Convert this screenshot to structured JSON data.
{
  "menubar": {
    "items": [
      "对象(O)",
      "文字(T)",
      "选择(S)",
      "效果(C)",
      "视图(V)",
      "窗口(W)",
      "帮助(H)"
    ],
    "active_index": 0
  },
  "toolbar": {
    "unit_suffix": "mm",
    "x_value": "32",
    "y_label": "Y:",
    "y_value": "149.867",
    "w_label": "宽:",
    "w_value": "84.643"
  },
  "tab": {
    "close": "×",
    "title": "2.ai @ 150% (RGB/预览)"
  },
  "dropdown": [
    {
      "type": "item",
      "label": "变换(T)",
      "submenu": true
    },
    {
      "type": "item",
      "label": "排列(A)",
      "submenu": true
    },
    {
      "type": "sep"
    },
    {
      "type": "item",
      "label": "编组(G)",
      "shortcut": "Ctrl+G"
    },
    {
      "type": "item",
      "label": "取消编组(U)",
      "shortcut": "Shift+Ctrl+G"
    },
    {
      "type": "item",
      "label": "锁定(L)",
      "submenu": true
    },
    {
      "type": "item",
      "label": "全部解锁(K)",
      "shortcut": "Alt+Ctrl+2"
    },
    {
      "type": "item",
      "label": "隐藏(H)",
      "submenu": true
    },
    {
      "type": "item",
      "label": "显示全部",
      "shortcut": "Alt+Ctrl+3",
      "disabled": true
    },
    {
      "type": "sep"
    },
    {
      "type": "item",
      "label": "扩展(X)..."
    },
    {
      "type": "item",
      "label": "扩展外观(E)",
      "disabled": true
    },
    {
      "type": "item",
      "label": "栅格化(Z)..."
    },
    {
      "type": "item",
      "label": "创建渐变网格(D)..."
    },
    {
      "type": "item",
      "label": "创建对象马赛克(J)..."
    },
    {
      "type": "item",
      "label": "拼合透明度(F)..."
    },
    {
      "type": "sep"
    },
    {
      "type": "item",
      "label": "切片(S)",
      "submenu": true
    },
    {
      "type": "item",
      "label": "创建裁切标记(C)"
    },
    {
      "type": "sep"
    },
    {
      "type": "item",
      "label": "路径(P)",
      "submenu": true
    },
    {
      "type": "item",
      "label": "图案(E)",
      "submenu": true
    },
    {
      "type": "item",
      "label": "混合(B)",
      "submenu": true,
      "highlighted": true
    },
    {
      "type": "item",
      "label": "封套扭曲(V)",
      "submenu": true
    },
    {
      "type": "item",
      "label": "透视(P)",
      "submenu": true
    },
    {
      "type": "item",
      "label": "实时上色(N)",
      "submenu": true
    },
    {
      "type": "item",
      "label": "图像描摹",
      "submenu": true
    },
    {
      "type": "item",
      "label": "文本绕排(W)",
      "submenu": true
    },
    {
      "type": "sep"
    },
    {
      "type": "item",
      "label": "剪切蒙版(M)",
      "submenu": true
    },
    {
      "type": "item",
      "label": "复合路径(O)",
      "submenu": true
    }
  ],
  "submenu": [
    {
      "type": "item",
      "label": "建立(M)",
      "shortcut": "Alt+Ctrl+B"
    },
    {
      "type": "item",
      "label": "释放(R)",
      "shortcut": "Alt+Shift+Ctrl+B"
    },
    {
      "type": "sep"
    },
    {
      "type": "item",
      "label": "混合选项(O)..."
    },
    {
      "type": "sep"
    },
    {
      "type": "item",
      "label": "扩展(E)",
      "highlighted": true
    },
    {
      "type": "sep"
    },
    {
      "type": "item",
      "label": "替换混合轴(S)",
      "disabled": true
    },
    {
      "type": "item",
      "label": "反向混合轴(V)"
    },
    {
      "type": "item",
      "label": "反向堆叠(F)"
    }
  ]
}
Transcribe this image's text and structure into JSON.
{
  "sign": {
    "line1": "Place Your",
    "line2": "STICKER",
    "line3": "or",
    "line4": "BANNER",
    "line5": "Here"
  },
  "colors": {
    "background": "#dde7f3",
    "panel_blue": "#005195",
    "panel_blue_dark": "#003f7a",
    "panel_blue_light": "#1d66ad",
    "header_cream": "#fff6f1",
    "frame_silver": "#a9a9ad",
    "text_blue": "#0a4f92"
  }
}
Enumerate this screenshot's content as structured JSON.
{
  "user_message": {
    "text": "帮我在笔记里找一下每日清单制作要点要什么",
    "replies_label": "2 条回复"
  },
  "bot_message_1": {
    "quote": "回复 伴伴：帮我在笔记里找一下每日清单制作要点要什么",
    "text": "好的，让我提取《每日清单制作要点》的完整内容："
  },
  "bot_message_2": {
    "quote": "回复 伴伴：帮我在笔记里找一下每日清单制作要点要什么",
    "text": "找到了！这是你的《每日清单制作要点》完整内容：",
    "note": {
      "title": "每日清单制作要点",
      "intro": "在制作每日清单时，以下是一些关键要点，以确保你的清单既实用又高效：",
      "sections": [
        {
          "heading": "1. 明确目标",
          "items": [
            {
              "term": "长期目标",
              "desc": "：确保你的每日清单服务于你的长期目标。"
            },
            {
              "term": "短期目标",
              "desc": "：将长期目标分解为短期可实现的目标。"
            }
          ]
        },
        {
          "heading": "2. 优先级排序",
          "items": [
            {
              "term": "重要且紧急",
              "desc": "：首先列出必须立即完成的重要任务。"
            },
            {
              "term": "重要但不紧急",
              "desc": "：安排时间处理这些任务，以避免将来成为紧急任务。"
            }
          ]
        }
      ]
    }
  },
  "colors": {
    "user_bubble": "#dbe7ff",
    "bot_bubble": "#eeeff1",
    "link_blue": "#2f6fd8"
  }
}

+ + +

> **Instructions to follow**: Each line that has the word "this" should be copied.

> **The reply**:
Convert this screenshot to structured JSON data.
Transcribe this image's text and structure into JSON.
Enumerate this screenshot's content as structured JSON.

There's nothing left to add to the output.